**MATERIAL TO PROCESS**
#####

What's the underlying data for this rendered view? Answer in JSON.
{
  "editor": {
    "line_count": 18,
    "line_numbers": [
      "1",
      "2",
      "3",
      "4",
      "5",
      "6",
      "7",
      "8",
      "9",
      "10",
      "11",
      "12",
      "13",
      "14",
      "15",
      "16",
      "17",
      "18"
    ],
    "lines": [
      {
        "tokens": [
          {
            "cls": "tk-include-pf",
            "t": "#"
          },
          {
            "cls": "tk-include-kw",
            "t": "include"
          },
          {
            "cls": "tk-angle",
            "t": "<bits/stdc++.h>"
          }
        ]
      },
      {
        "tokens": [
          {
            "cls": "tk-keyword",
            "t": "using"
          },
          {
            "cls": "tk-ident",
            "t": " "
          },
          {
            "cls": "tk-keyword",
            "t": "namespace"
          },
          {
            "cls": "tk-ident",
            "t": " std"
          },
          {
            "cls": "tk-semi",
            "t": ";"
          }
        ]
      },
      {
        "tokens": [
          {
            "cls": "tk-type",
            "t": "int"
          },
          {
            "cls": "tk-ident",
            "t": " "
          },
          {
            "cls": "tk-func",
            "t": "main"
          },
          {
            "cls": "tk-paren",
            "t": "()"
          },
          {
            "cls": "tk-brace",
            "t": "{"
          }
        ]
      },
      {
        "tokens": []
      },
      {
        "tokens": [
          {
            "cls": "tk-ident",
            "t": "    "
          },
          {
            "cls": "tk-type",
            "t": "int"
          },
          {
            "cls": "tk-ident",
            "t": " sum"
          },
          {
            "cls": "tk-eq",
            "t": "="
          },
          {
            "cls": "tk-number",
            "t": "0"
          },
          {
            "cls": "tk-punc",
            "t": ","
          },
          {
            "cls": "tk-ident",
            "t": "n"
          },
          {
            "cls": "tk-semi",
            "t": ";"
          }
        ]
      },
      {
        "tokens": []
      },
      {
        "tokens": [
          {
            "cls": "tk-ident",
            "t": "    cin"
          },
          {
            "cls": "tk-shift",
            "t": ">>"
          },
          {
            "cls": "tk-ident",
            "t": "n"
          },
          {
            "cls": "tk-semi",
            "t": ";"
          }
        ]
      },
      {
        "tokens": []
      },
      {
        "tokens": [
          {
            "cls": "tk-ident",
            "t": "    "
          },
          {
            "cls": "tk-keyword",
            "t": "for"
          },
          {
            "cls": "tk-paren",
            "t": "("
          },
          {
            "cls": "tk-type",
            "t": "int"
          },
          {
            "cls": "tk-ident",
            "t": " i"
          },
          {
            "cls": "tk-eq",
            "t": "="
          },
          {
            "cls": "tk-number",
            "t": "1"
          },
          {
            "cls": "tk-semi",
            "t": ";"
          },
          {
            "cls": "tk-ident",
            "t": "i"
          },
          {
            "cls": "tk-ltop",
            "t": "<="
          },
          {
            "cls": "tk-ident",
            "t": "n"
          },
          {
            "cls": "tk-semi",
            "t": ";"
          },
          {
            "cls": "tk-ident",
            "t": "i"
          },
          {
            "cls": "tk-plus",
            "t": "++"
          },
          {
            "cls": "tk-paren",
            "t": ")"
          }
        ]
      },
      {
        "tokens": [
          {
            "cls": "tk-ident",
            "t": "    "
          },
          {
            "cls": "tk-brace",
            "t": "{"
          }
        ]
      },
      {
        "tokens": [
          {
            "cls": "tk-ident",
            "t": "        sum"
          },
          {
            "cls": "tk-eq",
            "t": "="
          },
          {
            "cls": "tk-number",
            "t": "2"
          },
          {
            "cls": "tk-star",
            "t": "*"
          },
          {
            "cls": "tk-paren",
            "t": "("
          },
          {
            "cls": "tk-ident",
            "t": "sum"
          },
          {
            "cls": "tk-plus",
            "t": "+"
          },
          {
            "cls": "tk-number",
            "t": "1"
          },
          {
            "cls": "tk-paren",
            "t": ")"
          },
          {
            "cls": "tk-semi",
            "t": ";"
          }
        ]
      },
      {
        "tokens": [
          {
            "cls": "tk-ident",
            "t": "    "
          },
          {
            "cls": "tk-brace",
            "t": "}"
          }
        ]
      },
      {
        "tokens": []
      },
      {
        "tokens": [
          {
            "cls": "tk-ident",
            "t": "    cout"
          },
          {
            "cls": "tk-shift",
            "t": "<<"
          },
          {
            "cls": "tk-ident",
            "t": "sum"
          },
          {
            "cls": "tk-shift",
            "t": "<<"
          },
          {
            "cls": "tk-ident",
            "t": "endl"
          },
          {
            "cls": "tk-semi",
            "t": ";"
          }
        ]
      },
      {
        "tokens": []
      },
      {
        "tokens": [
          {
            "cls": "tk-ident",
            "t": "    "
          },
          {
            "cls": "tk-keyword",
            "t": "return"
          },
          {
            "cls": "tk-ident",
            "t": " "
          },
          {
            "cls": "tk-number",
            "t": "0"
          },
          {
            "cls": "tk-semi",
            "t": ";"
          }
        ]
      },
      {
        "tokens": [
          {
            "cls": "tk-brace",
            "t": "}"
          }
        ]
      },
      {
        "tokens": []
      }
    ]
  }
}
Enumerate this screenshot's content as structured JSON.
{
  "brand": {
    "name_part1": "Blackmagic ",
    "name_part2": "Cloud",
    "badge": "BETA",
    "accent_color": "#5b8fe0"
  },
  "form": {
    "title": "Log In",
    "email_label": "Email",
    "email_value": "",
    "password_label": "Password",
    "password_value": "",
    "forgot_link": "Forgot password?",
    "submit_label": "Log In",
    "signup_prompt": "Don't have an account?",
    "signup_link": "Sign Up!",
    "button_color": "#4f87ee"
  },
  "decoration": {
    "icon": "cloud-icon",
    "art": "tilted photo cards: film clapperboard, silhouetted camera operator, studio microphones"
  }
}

#####

**WORK REQUIRED**
Exactly and exclusively, repeat the lines from the line that contains "Enumerate this screenshot's" through the end of the records, both ends included.

**TASK SOLUTION**
Enumerate this screenshot's content as structured JSON.
{
  "brand": {
    "name_part1": "Blackmagic ",
    "name_part2": "Cloud",
    "badge": "BETA",
    "accent_color": "#5b8fe0"
  },
  "form": {
    "title": "Log In",
    "email_label": "Email",
    "email_value": "",
    "password_label": "Password",
    "password_value": "",
    "forgot_link": "Forgot password?",
    "submit_label": "Log In",
    "signup_prompt": "Don't have an account?",
    "signup_link": "Sign Up!",
    "button_color": "#4f87ee"
  },
  "decoration": {
    "icon": "cloud-icon",
    "art": "tilted photo cards: film clapperboard, silhouetted camera operator, studio microphones"
  }
}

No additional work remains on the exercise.